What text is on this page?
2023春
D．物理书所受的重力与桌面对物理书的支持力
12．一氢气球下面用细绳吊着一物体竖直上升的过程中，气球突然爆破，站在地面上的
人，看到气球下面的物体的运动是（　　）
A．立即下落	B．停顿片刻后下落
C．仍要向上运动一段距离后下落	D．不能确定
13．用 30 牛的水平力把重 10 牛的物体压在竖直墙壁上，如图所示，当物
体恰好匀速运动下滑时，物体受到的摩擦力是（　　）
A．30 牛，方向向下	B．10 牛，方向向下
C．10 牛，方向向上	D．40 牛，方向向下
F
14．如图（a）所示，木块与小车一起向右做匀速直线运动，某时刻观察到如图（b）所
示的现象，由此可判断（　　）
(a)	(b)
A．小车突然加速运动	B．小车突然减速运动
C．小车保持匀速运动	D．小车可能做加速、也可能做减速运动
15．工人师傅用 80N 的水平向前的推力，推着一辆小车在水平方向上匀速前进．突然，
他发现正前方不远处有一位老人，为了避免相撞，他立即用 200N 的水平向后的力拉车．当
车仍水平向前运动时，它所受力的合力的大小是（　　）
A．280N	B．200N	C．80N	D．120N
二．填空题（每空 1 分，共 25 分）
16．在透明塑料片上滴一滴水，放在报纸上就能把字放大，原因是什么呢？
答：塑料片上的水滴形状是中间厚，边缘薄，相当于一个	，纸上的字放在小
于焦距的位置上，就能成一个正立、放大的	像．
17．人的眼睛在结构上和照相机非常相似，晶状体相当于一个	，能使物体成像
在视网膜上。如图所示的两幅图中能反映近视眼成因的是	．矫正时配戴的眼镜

--

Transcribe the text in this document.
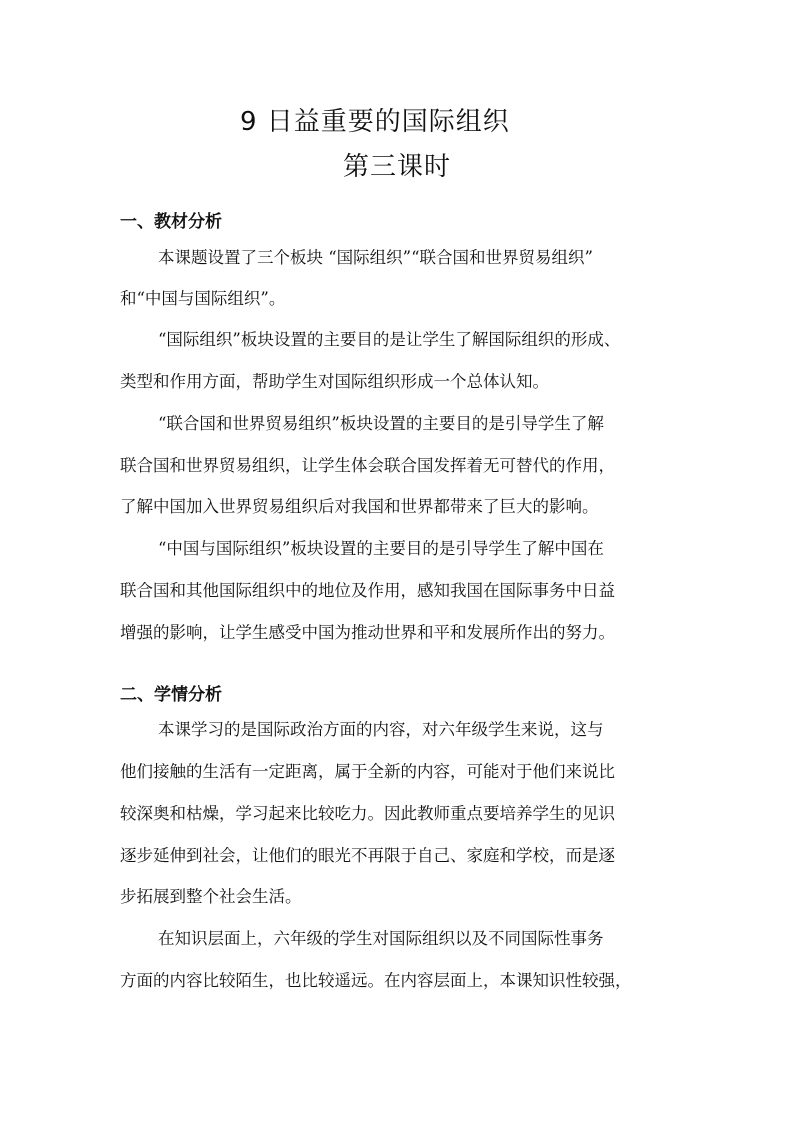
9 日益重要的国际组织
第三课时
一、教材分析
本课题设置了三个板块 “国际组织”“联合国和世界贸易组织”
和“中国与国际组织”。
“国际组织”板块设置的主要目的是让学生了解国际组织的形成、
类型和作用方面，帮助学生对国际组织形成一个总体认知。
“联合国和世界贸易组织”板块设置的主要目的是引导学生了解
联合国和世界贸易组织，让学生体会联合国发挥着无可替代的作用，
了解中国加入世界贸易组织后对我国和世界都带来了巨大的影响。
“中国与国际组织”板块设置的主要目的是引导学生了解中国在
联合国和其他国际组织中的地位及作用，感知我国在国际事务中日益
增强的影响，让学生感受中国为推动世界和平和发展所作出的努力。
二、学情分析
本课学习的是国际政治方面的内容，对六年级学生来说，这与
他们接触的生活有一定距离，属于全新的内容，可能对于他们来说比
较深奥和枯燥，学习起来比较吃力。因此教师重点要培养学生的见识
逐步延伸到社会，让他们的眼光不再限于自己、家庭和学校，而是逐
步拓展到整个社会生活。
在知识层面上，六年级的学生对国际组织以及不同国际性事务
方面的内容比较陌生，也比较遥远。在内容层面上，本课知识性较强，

TASK DESCRIPTION: Make a copy of each line that contains the string "this".

RESULT:
What text is on this page?
Transcribe the text in this document.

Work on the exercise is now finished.